[Part of a data file]
● ● ●

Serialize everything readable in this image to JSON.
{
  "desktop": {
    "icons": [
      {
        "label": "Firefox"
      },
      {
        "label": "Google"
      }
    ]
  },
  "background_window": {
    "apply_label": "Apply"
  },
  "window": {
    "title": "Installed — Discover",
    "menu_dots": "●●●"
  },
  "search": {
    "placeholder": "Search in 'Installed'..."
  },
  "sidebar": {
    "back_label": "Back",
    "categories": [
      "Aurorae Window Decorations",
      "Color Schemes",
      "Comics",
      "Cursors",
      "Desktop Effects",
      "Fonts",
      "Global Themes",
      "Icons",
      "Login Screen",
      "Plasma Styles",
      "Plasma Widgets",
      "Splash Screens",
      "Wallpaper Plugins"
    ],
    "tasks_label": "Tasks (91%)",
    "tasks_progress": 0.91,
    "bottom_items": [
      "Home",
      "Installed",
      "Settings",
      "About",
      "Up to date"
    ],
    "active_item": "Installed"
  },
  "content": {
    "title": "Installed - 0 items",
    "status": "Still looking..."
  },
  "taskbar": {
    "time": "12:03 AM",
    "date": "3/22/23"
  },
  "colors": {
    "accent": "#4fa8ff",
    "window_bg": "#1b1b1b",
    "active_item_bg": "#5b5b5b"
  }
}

● ● ●

**What is being asked:**
Locate the lines above that hold the word "Installed". Show every one of them.

**Task output:**
    "title": "Installed — Discover",
    "placeholder": "Search in 'Installed'..."
      "Installed",
    "active_item": "Installed"
    "title": "Installed - 0 items",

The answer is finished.